Aim of the exercise —
Comb the records below for the string "omission" and copy each line where it turns up.

Material provided —
══════

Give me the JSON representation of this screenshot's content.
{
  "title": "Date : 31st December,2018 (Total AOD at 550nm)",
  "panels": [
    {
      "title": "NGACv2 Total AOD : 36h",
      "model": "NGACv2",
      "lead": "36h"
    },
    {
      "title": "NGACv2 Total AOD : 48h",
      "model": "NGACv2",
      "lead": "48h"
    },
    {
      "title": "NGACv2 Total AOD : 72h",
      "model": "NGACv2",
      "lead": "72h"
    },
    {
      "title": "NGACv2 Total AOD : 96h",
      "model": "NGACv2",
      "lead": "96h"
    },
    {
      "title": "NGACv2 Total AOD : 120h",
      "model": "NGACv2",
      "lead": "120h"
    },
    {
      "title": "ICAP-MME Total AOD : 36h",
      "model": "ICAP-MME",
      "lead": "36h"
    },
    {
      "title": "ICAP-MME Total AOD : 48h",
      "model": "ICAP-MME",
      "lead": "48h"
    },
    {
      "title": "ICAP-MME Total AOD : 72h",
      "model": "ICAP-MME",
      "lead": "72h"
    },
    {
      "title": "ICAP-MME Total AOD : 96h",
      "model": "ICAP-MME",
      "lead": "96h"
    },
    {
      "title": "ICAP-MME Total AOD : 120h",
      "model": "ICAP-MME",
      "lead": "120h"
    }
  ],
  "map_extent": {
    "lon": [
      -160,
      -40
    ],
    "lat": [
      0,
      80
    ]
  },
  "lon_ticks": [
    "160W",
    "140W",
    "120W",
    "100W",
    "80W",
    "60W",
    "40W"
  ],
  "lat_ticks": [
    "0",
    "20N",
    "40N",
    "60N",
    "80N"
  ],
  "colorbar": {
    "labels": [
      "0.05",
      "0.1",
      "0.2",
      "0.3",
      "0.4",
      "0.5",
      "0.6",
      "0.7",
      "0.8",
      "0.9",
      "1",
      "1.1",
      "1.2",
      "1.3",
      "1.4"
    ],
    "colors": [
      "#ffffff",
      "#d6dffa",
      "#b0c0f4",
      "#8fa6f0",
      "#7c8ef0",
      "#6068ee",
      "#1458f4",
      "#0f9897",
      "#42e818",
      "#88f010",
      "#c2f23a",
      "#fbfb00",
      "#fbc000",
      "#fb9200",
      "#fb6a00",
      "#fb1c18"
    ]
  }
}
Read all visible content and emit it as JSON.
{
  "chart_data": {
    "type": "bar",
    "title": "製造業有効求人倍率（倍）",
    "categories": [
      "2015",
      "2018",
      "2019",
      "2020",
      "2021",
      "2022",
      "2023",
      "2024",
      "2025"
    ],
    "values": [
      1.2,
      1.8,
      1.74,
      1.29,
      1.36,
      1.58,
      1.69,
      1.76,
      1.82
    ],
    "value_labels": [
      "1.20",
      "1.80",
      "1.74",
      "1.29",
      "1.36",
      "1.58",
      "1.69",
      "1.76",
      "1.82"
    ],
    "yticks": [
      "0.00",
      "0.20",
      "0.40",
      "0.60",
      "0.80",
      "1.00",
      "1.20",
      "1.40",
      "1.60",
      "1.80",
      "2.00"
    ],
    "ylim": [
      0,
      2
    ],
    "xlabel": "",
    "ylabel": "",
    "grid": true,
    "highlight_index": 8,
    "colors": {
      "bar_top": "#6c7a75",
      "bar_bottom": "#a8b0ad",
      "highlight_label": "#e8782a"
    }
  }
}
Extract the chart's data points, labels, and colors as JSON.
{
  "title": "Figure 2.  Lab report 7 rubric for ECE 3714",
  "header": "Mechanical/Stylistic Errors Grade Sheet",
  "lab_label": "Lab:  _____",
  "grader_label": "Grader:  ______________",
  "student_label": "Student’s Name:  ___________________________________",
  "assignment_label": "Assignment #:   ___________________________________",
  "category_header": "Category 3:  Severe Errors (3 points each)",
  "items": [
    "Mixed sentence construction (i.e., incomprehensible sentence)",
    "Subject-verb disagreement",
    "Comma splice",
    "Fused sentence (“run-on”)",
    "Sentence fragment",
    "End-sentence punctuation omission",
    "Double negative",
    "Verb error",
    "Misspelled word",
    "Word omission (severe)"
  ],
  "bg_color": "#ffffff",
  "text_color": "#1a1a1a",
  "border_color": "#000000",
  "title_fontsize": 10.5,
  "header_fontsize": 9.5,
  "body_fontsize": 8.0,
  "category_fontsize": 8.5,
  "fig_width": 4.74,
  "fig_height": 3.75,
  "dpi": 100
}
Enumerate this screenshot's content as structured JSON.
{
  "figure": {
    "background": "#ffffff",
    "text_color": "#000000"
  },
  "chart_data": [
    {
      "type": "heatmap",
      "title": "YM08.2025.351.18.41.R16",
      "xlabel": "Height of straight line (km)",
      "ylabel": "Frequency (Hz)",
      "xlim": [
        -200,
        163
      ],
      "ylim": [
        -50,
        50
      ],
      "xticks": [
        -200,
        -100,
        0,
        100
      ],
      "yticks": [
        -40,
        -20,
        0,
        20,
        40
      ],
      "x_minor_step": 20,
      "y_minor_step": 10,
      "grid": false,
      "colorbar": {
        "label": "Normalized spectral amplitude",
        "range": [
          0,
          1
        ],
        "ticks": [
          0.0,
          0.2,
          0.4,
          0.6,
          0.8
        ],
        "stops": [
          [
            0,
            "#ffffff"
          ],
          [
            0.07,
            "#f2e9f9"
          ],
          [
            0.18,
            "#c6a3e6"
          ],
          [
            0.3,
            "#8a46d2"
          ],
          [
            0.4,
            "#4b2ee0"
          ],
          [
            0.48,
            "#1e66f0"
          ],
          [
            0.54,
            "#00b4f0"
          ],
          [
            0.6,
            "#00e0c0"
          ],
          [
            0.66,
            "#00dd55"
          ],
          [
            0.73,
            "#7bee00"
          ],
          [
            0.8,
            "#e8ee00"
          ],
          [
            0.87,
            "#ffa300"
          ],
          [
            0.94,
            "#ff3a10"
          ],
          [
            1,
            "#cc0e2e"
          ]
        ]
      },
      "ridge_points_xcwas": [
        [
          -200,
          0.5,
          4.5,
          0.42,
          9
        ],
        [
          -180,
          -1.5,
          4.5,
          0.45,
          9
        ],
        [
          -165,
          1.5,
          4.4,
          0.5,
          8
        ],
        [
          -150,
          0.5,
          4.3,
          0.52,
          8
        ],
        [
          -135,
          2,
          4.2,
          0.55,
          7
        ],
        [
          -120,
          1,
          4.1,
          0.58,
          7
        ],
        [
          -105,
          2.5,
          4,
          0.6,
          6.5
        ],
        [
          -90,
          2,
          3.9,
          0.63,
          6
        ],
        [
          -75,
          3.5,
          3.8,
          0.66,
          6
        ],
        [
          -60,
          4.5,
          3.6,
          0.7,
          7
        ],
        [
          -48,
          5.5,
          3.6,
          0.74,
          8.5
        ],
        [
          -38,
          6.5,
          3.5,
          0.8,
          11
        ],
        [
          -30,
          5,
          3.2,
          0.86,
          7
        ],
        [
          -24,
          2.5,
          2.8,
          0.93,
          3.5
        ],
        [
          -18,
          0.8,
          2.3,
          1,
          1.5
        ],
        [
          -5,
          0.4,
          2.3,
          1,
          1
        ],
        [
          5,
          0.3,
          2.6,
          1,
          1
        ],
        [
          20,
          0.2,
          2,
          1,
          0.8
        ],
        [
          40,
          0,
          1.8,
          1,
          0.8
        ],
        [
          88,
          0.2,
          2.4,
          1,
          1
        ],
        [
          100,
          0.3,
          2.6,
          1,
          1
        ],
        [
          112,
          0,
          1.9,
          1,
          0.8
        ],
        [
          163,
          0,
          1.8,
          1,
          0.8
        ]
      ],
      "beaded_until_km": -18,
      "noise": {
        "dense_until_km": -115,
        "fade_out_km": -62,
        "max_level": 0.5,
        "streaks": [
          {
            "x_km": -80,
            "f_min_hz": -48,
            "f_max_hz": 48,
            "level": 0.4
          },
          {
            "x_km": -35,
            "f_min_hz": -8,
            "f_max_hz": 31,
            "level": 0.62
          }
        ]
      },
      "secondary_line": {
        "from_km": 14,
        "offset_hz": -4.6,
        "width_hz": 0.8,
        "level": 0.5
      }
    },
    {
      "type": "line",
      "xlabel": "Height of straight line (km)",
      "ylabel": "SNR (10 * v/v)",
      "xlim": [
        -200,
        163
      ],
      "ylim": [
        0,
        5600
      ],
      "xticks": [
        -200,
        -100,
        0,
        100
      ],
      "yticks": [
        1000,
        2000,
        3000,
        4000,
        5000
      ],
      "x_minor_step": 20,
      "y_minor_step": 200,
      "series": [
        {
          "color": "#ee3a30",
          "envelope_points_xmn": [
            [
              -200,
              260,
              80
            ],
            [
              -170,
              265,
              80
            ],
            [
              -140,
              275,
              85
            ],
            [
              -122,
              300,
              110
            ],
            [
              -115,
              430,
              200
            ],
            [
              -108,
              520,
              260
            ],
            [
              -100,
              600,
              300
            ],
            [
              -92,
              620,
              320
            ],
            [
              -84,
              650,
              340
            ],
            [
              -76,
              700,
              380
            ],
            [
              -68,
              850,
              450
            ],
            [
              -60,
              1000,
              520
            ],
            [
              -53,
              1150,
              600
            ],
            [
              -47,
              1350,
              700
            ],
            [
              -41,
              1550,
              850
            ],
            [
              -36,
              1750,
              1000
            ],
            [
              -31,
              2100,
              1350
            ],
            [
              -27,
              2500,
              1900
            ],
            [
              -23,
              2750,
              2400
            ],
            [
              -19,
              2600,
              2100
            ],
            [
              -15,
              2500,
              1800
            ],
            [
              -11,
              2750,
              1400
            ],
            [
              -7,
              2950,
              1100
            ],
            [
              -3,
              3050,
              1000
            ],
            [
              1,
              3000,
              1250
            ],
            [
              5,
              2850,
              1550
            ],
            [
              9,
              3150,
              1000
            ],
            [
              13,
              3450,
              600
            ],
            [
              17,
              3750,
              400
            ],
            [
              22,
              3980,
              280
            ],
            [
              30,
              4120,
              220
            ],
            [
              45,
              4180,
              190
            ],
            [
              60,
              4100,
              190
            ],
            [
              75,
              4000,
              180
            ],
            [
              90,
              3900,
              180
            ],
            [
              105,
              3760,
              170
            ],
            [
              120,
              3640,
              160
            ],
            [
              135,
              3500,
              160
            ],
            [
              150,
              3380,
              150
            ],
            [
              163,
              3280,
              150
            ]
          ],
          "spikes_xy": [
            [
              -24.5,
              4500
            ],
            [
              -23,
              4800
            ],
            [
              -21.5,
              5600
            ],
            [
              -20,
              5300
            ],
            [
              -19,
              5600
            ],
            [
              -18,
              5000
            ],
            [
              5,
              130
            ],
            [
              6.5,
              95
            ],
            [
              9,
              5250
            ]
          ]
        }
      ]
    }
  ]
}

══════

Reply —
    "End-sentence punctuation omission",
    "Word omission (severe)"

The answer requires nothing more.